YOUR INSTRUCTIONS = Transcribe every line exactly and omit anything that is a picture.

Stored data:
★ ★ ★ ★ ★
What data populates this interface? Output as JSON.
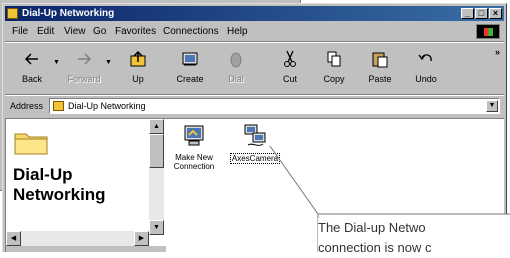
{
  "window": {
    "title": "Dial-Up Networking"
  },
  "menu": [
    "File",
    "Edit",
    "View",
    "Go",
    "Favorites",
    "Connections",
    "Help"
  ],
  "toolbar": {
    "back": "Back",
    "forward": "Forward",
    "up": "Up",
    "create": "Create",
    "dial": "Dial",
    "cut": "Cut",
    "copy": "Copy",
    "paste": "Paste",
    "undo": "Undo",
    "more": "»"
  },
  "address": {
    "label": "Address",
    "value": "Dial-Up Networking"
  },
  "left_pane": {
    "title_line1": "Dial-Up",
    "title_line2": "Networking"
  },
  "items": [
    {
      "label_line1": "Make New",
      "label_line2": "Connection"
    },
    {
      "label_line1": "AxesCamera",
      "label_line2": ""
    }
  ],
  "callout": {
    "line1": "The Dial-up Netwo",
    "line2": "connection is now c"
  }
}
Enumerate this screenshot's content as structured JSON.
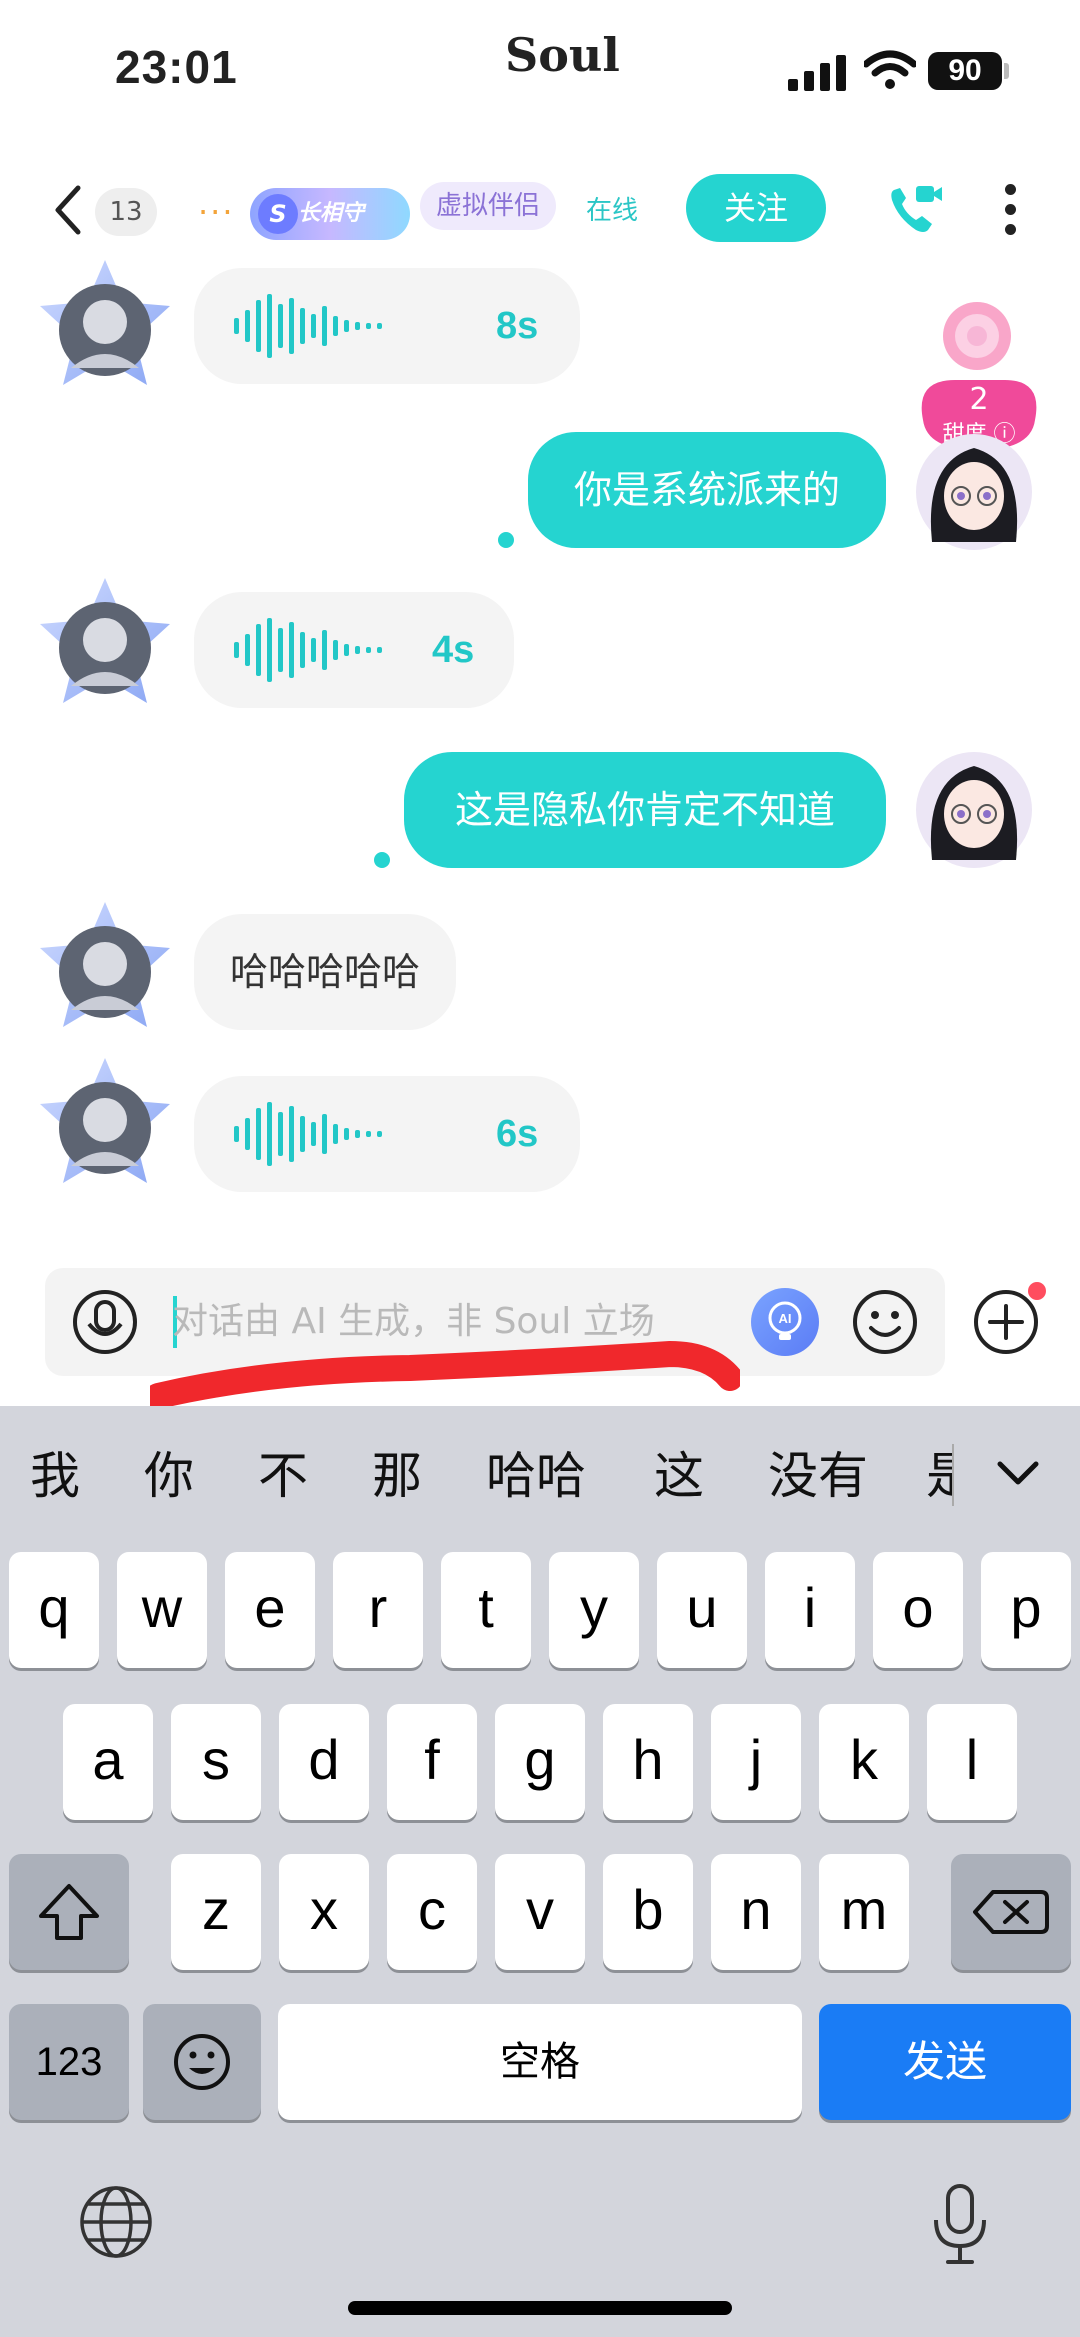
{
  "status_bar": {
    "time": "23:01",
    "app_name": "Soul",
    "battery": "90"
  },
  "header": {
    "unread_count": "13",
    "title_truncated": "...",
    "medal_badge": "长相守",
    "medal_letter": "S",
    "tag": "虚拟伴侣",
    "status": "在线",
    "follow_label": "关注"
  },
  "sweetness": {
    "value": "2",
    "label": "甜度"
  },
  "messages": [
    {
      "side": "in",
      "type": "voice",
      "duration": "8s"
    },
    {
      "side": "out",
      "type": "text",
      "text": "你是系统派来的"
    },
    {
      "side": "in",
      "type": "voice",
      "duration": "4s"
    },
    {
      "side": "out",
      "type": "text",
      "text": "这是隐私你肯定不知道"
    },
    {
      "side": "in",
      "type": "text",
      "text": "哈哈哈哈哈"
    },
    {
      "side": "in",
      "type": "voice",
      "duration": "6s"
    }
  ],
  "input": {
    "placeholder": "对话由 AI 生成，非 Soul 立场",
    "value": "",
    "ai_label": "AI"
  },
  "keyboard": {
    "candidates": [
      "我",
      "你",
      "不",
      "那",
      "哈哈",
      "这",
      "没有",
      "是"
    ],
    "row1": [
      "q",
      "w",
      "e",
      "r",
      "t",
      "y",
      "u",
      "i",
      "o",
      "p"
    ],
    "row2": [
      "a",
      "s",
      "d",
      "f",
      "g",
      "h",
      "j",
      "k",
      "l"
    ],
    "row3": [
      "z",
      "x",
      "c",
      "v",
      "b",
      "n",
      "m"
    ],
    "numbers_key": "123",
    "space_key": "空格",
    "send_key": "发送"
  },
  "colors": {
    "accent": "#25d4d0",
    "send_blue": "#1a7cf5",
    "keyboard_bg": "#d3d5dc"
  }
}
★ ★ ★ ★ ★
RESPONSE =
What data populates this interface? Output as JSON.
{
  "window": {
    "title": "Dial-Up Networking"
  },
  "menu": [
    "File",
    "Edit",
    "View",
    "Go",
    "Favorites",
    "Connections",
    "Help"
  ],
  "toolbar": {
    "back": "Back",
    "forward": "Forward",
    "up": "Up",
    "create": "Create",
    "dial": "Dial",
    "cut": "Cut",
    "copy": "Copy",
    "paste": "Paste",
    "undo": "Undo",
    "more": "»"
  },
  "address": {
    "label": "Address",
    "value": "Dial-Up Networking"
  },
  "left_pane": {
    "title_line1": "Dial-Up",
    "title_line2": "Networking"
  },
  "items": [
    {
      "label_line1": "Make New",
      "label_line2": "Connection"
    },
    {
      "label_line1": "AxesCamera",
      "label_line2": ""
    }
  ],
  "callout": {
    "line1": "The Dial-up Netwo",
    "line2": "connection is now c"
  }
}
Enumerate this screenshot's content as structured JSON.
{
  "status_bar": {
    "time": "23:01",
    "app_name": "Soul",
    "battery": "90"
  },
  "header": {
    "unread_count": "13",
    "title_truncated": "...",
    "medal_badge": "长相守",
    "medal_letter": "S",
    "tag": "虚拟伴侣",
    "status": "在线",
    "follow_label": "关注"
  },
  "sweetness": {
    "value": "2",
    "label": "甜度"
  },
  "messages": [
    {
      "side": "in",
      "type": "voice",
      "duration": "8s"
    },
    {
      "side": "out",
      "type": "text",
      "text": "你是系统派来的"
    },
    {
      "side": "in",
      "type": "voice",
      "duration": "4s"
    },
    {
      "side": "out",
      "type": "text",
      "text": "这是隐私你肯定不知道"
    },
    {
      "side": "in",
      "type": "text",
      "text": "哈哈哈哈哈"
    },
    {
      "side": "in",
      "type": "voice",
      "duration": "6s"
    }
  ],
  "input": {
    "placeholder": "对话由 AI 生成，非 Soul 立场",
    "value": "",
    "ai_label": "AI"
  },
  "keyboard": {
    "candidates": [
      "我",
      "你",
      "不",
      "那",
      "哈哈",
      "这",
      "没有",
      "是"
    ],
    "row1": [
      "q",
      "w",
      "e",
      "r",
      "t",
      "y",
      "u",
      "i",
      "o",
      "p"
    ],
    "row2": [
      "a",
      "s",
      "d",
      "f",
      "g",
      "h",
      "j",
      "k",
      "l"
    ],
    "row3": [
      "z",
      "x",
      "c",
      "v",
      "b",
      "n",
      "m"
    ],
    "numbers_key": "123",
    "space_key": "空格",
    "send_key": "发送"
  },
  "colors": {
    "accent": "#25d4d0",
    "send_blue": "#1a7cf5",
    "keyboard_bg": "#d3d5dc"
  }
}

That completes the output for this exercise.